** Begin **

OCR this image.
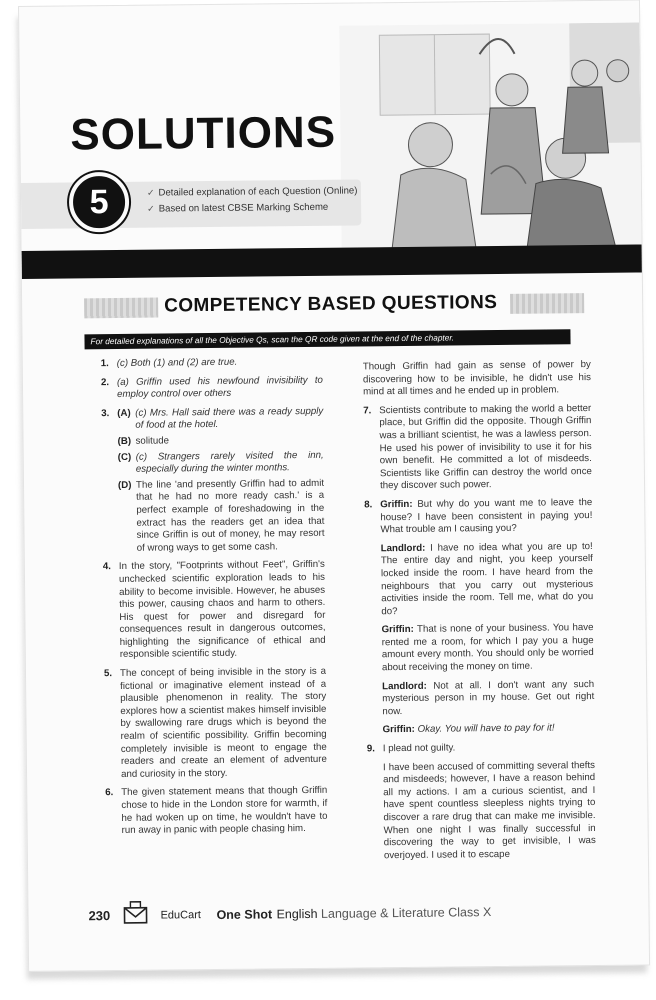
SOLUTIONS
5	✓ Detailed explanation of each Question (Online)
✓ Based on latest CBSE Marking Scheme
COMPETENCY BASED QUESTIONS
For detailed explanations of all the Objective Qs, scan the QR code given at the end of the chapter.
1. (c) Both (1) and (2) are true.
2. (a) Griffin used his newfound invisibility to employ control over others
3. (A) (c) Mrs. Hall said there was a ready supply of food at the hotel.
(B) solitude
(C) (c) Strangers rarely visited the inn, especially during the winter months.
(D) The line 'and presently Griffin had to admit that he had no more ready cash.' is a perfect example of foreshadowing in the extract has the readers get an idea that since Griffin is out of money, he may resort of wrong ways to get some cash.
4. In the story, "Footprints without Feet", Griffin's unchecked scientific exploration leads to his ability to become invisible. However, he abuses this power, causing chaos and harm to others. His quest for power and disregard for consequences result in dangerous outcomes, highlighting the significance of ethical and responsible scientific study.
5. The concept of being invisible in the story is a fictional or imaginative element instead of a plausible phenomenon in reality. The story explores how a scientist makes himself invisible by swallowing rare drugs which is beyond the realm of scientific possibility. Griffin becoming completely invisible is meont to engage the readers and create an element of adventure and curiosity in the story.
6. The given statement means that though Griffin chose to hide in the London store for warmth, if he had woken up on time, he wouldn't have to run away in panic with people chasing him.
Though Griffin had gain as sense of power by discovering how to be invisible, he didn't use his mind at all times and he ended up in problem.
7. Scientists contribute to making the world a better place, but Griffin did the opposite. Though Griffin was a brilliant scientist, he was a lawless person. He used his power of invisibility to use it for his own benefit. He committed a lot of misdeeds. Scientists like Griffin can destroy the world once they discover such power.
8. Griffin: But why do you want me to leave the house? I have been consistent in paying you! What trouble am I causing you?
Landlord: I have no idea what you are up to! The entire day and night, you keep yourself locked inside the room. I have heard from the neighbours that you carry out mysterious activities inside the room. Tell me, what do you do?
Griffin: That is none of your business. You have rented me a room, for which I pay you a huge amount every month. You should only be worried about receiving the money on time.
Landlord: Not at all. I don't want any such mysterious person in my house. Get out right now.
Griffin: Okay. You will have to pay for it!
9. I plead not guilty.
I have been accused of committing several thefts and misdeeds; however, I have a reason behind all my actions. I am a curious scientist, and I have spent countless sleepless nights trying to discover a rare drug that can make me invisible. When one night I was finally successful in discovering the way to get invisible, I was overjoyed. I used it to escape
230	EduCart One Shot English Language & Literature Class X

** End **

Task details:
Every line holding "others" should be copied out.

Task result:
2. (a) Griffin used his newfound invisibility to employ control over others
4. In the story, "Footprints without Feet", Griffin's unchecked scientific exploration leads to his ability to become invisible. However, he abuses this power, causing chaos and harm to others. His quest for power and disregard for consequences result in dangerous outcomes, highlighting the significance of ethical and responsible scientific study.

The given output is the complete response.